LISTED ENTRIES ->

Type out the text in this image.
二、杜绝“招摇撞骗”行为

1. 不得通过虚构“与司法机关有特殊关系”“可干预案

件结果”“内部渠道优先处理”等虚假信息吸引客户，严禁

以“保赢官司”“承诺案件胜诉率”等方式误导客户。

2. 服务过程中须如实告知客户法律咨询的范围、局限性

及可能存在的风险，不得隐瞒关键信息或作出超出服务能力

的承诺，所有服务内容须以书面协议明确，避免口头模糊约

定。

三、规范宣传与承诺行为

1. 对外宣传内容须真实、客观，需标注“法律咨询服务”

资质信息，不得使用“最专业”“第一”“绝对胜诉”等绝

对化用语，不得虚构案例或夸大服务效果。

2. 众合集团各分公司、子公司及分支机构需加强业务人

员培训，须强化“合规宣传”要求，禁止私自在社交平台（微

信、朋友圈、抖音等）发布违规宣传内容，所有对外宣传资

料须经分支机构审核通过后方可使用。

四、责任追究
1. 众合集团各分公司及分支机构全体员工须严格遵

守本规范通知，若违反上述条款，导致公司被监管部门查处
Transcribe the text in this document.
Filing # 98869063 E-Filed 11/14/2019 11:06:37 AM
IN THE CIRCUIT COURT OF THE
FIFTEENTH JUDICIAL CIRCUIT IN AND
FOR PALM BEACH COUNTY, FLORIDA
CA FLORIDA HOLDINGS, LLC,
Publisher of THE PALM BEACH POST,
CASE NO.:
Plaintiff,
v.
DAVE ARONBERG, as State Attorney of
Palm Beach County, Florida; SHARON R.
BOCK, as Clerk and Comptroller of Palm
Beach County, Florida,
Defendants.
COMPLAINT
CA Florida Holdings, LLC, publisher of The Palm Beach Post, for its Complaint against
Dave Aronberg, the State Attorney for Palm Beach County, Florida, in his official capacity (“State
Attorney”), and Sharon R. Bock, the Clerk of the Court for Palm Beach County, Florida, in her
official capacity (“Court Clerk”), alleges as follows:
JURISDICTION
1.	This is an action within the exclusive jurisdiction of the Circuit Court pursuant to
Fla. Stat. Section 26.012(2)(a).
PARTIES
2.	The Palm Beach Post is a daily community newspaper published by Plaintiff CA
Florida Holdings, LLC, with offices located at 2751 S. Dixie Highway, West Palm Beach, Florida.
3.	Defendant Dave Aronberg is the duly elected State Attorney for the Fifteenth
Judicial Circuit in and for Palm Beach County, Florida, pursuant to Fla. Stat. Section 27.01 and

BRIEF -> Extract all the material, leaving every line as it is.

THE RESPONSE ->
Type out the text in this image.
二、杜绝“招摇撞骗”行为

1. 不得通过虚构“与司法机关有特殊关系”“可干预案

件结果”“内部渠道优先处理”等虚假信息吸引客户，严禁

以“保赢官司”“承诺案件胜诉率”等方式误导客户。

2. 服务过程中须如实告知客户法律咨询的范围、局限性

及可能存在的风险，不得隐瞒关键信息或作出超出服务能力

的承诺，所有服务内容须以书面协议明确，避免口头模糊约

定。

三、规范宣传与承诺行为

1. 对外宣传内容须真实、客观，需标注“法律咨询服务”

资质信息，不得使用“最专业”“第一”“绝对胜诉”等绝

对化用语，不得虚构案例或夸大服务效果。

2. 众合集团各分公司、子公司及分支机构需加强业务人

员培训，须强化“合规宣传”要求，禁止私自在社交平台（微

信、朋友圈、抖音等）发布违规宣传内容，所有对外宣传资

料须经分支机构审核通过后方可使用。

四、责任追究
1. 众合集团各分公司及分支机构全体员工须严格遵

守本规范通知，若违反上述条款，导致公司被监管部门查处
Transcribe the text in this document.
Filing # 98869063 E-Filed 11/14/2019 11:06:37 AM
IN THE CIRCUIT COURT OF THE
FIFTEENTH JUDICIAL CIRCUIT IN AND
FOR PALM BEACH COUNTY, FLORIDA
CA FLORIDA HOLDINGS, LLC,
Publisher of THE PALM BEACH POST,
CASE NO.:
Plaintiff,
v.
DAVE ARONBERG, as State Attorney of
Palm Beach County, Florida; SHARON R.
BOCK, as Clerk and Comptroller of Palm
Beach County, Florida,
Defendants.
COMPLAINT
CA Florida Holdings, LLC, publisher of The Palm Beach Post, for its Complaint against
Dave Aronberg, the State Attorney for Palm Beach County, Florida, in his official capacity (“State
Attorney”), and Sharon R. Bock, the Clerk of the Court for Palm Beach County, Florida, in her
official capacity (“Court Clerk”), alleges as follows:
JURISDICTION
1.	This is an action within the exclusive jurisdiction of the Circuit Court pursuant to
Fla. Stat. Section 26.012(2)(a).
PARTIES
2.	The Palm Beach Post is a daily community newspaper published by Plaintiff CA
Florida Holdings, LLC, with offices located at 2751 S. Dixie Highway, West Palm Beach, Florida.
3.	Defendant Dave Aronberg is the duly elected State Attorney for the Fifteenth
Judicial Circuit in and for Palm Beach County, Florida, pursuant to Fla. Stat. Section 27.01 and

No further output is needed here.